§ **Do this**: Repeat the material in full. Keep every line exactly as it is.
§
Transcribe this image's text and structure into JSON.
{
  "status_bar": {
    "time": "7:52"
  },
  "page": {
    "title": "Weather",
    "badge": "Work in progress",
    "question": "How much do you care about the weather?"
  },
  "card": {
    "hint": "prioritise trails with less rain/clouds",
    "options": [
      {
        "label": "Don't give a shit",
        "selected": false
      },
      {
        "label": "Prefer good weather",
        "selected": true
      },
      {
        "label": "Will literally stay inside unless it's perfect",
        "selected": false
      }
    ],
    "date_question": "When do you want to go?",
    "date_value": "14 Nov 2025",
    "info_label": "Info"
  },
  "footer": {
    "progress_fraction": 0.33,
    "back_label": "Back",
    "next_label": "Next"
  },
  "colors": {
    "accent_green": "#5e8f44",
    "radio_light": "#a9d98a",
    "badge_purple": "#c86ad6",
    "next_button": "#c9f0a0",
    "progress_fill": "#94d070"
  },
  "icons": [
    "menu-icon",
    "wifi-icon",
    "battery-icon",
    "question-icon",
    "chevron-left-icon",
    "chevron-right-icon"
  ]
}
§
§ **Complete response**:
Transcribe this image's text and structure into JSON.
{
  "status_bar": {
    "time": "7:52"
  },
  "page": {
    "title": "Weather",
    "badge": "Work in progress",
    "question": "How much do you care about the weather?"
  },
  "card": {
    "hint": "prioritise trails with less rain/clouds",
    "options": [
      {
        "label": "Don't give a shit",
        "selected": false
      },
      {
        "label": "Prefer good weather",
        "selected": true
      },
      {
        "label": "Will literally stay inside unless it's perfect",
        "selected": false
      }
    ],
    "date_question": "When do you want to go?",
    "date_value": "14 Nov 2025",
    "info_label": "Info"
  },
  "footer": {
    "progress_fraction": 0.33,
    "back_label": "Back",
    "next_label": "Next"
  },
  "colors": {
    "accent_green": "#5e8f44",
    "radio_light": "#a9d98a",
    "badge_purple": "#c86ad6",
    "next_button": "#c9f0a0",
    "progress_fill": "#94d070"
  },
  "icons": [
    "menu-icon",
    "wifi-icon",
    "battery-icon",
    "question-icon",
    "chevron-left-icon",
    "chevron-right-icon"
  ]
}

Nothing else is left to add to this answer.